__Given instruction__.
Print all of the data exactly.

— Start —

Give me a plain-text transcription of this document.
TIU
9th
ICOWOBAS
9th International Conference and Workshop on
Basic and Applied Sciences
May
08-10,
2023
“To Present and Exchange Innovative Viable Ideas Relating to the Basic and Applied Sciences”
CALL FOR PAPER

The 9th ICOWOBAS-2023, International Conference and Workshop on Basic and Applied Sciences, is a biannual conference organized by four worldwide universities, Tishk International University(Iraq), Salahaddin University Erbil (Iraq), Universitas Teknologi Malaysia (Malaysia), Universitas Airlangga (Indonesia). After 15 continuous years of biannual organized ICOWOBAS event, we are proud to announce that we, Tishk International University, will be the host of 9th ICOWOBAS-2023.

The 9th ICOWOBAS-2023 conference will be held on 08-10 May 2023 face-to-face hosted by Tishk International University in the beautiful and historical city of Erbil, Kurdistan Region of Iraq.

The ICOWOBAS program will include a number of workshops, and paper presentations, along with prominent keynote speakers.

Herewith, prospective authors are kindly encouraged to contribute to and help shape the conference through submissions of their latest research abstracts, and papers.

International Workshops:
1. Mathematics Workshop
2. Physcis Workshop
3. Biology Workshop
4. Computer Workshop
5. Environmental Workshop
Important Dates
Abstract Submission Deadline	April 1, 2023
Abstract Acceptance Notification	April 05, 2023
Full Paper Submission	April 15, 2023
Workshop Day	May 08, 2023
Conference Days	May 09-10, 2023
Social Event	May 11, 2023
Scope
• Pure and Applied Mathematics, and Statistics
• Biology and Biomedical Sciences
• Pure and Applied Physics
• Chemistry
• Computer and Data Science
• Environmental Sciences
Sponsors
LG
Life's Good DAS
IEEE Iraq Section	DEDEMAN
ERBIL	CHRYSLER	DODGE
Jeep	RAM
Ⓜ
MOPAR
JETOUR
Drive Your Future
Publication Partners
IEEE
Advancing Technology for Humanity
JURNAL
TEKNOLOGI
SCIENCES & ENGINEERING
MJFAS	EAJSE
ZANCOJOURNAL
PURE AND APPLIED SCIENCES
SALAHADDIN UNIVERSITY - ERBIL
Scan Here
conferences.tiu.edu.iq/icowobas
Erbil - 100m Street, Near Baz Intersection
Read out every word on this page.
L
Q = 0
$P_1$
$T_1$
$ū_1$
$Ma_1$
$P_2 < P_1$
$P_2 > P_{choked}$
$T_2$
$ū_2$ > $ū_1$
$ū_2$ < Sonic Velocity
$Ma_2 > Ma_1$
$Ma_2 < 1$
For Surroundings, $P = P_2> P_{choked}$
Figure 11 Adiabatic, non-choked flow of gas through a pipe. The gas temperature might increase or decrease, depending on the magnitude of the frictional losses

— End —

__Response to this exercise__.
Give me a plain-text transcription of this document.
TIU
9th
ICOWOBAS
9th International Conference and Workshop on
Basic and Applied Sciences
May
08-10,
2023
“To Present and Exchange Innovative Viable Ideas Relating to the Basic and Applied Sciences”
CALL FOR PAPER

The 9th ICOWOBAS-2023, International Conference and Workshop on Basic and Applied Sciences, is a biannual conference organized by four worldwide universities, Tishk International University(Iraq), Salahaddin University Erbil (Iraq), Universitas Teknologi Malaysia (Malaysia), Universitas Airlangga (Indonesia). After 15 continuous years of biannual organized ICOWOBAS event, we are proud to announce that we, Tishk International University, will be the host of 9th ICOWOBAS-2023.

The 9th ICOWOBAS-2023 conference will be held on 08-10 May 2023 face-to-face hosted by Tishk International University in the beautiful and historical city of Erbil, Kurdistan Region of Iraq.

The ICOWOBAS program will include a number of workshops, and paper presentations, along with prominent keynote speakers.

Herewith, prospective authors are kindly encouraged to contribute to and help shape the conference through submissions of their latest research abstracts, and papers.

International Workshops:
1. Mathematics Workshop
2. Physcis Workshop
3. Biology Workshop
4. Computer Workshop
5. Environmental Workshop
Important Dates
Abstract Submission Deadline	April 1, 2023
Abstract Acceptance Notification	April 05, 2023
Full Paper Submission	April 15, 2023
Workshop Day	May 08, 2023
Conference Days	May 09-10, 2023
Social Event	May 11, 2023
Scope
• Pure and Applied Mathematics, and Statistics
• Biology and Biomedical Sciences
• Pure and Applied Physics
• Chemistry
• Computer and Data Science
• Environmental Sciences
Sponsors
LG
Life's Good DAS
IEEE Iraq Section	DEDEMAN
ERBIL	CHRYSLER	DODGE
Jeep	RAM
Ⓜ
MOPAR
JETOUR
Drive Your Future
Publication Partners
IEEE
Advancing Technology for Humanity
JURNAL
TEKNOLOGI
SCIENCES & ENGINEERING
MJFAS	EAJSE
ZANCOJOURNAL
PURE AND APPLIED SCIENCES
SALAHADDIN UNIVERSITY - ERBIL
Scan Here
conferences.tiu.edu.iq/icowobas
Erbil - 100m Street, Near Baz Intersection
Read out every word on this page.
L
Q = 0
$P_1$
$T_1$
$ū_1$
$Ma_1$
$P_2 < P_1$
$P_2 > P_{choked}$
$T_2$
$ū_2$ > $ū_1$
$ū_2$ < Sonic Velocity
$Ma_2 > Ma_1$
$Ma_2 < 1$
For Surroundings, $P = P_2> P_{choked}$
Figure 11 Adiabatic, non-choked flow of gas through a pipe. The gas temperature might increase or decrease, depending on the magnitude of the frictional losses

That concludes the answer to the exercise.